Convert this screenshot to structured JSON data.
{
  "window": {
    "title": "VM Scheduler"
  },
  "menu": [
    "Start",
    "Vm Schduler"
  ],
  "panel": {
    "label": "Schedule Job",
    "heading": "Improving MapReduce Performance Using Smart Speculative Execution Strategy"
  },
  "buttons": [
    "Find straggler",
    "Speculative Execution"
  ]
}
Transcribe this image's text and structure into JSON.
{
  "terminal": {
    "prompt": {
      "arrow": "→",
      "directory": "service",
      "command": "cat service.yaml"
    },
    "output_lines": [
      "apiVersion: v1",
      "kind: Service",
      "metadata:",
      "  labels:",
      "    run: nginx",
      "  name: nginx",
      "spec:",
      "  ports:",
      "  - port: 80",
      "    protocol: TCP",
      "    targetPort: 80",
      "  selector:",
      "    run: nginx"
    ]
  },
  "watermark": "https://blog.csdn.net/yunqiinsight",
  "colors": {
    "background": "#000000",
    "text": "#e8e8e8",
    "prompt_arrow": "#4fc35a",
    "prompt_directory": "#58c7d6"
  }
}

....................

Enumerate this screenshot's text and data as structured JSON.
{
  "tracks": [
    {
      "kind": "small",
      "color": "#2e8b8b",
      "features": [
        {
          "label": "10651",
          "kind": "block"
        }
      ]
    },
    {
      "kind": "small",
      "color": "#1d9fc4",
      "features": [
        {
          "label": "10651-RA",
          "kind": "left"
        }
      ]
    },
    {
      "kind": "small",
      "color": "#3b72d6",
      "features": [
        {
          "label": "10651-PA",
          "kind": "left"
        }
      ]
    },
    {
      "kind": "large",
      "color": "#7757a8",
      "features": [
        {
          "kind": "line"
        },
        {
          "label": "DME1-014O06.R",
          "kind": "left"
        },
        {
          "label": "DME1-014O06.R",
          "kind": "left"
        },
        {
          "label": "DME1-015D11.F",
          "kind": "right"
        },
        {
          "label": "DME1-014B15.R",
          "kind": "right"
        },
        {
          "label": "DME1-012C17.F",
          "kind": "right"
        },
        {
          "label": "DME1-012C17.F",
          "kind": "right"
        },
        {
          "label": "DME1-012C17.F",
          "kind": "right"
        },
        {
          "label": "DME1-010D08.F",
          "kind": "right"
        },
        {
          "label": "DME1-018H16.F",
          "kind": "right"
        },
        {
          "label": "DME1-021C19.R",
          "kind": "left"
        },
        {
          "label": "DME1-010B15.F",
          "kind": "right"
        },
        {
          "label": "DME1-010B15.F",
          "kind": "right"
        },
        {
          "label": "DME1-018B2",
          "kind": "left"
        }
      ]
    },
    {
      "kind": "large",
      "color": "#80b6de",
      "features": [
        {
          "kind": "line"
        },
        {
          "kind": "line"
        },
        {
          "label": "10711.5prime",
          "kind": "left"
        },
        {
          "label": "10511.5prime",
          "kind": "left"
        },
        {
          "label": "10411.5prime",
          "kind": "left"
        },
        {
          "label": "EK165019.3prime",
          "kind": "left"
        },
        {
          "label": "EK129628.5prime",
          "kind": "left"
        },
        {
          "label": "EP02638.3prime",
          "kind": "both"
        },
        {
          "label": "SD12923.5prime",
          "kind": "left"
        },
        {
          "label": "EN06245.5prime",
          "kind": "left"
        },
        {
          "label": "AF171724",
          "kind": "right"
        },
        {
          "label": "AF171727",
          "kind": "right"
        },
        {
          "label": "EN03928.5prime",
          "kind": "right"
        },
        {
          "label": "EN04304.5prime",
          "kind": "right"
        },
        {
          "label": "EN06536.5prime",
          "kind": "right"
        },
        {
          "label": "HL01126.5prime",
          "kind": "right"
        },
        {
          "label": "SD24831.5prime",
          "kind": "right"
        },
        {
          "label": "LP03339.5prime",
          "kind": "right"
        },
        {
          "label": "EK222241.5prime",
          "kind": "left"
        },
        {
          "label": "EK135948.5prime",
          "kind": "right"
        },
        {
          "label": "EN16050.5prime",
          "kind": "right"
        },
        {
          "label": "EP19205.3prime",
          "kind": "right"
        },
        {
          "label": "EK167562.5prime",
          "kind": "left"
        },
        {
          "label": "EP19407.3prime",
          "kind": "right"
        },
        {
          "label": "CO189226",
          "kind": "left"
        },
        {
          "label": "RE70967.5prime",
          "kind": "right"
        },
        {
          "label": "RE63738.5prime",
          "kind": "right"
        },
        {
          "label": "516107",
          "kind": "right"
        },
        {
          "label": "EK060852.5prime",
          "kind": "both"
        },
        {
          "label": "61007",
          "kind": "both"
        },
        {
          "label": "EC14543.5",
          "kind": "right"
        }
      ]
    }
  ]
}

....................

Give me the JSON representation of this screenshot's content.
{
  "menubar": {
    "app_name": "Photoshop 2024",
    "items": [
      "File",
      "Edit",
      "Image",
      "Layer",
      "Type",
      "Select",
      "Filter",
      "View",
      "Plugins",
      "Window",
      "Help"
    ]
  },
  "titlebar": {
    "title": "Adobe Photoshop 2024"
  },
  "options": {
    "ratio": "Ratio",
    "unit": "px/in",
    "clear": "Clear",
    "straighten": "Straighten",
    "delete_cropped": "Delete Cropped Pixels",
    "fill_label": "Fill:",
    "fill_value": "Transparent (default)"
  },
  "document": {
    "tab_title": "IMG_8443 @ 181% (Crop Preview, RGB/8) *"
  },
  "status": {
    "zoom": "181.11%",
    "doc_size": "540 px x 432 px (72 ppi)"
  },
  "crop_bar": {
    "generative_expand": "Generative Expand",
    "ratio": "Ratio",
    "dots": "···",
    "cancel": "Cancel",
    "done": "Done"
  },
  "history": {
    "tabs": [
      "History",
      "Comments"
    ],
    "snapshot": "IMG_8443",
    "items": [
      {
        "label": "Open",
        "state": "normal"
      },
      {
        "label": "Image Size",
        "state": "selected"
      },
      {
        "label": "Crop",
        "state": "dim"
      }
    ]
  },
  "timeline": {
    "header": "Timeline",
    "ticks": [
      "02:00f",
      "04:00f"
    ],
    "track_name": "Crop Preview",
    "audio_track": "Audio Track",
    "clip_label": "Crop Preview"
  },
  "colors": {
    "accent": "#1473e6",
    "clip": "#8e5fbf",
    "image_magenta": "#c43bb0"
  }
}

....................

▸ **Goal of the exercise**
List every line above that holds the word "Speculative".

▸ **Worked answer**
    "heading": "Improving MapReduce Performance Using Smart Speculative Execution Strategy"
    "Speculative Execution"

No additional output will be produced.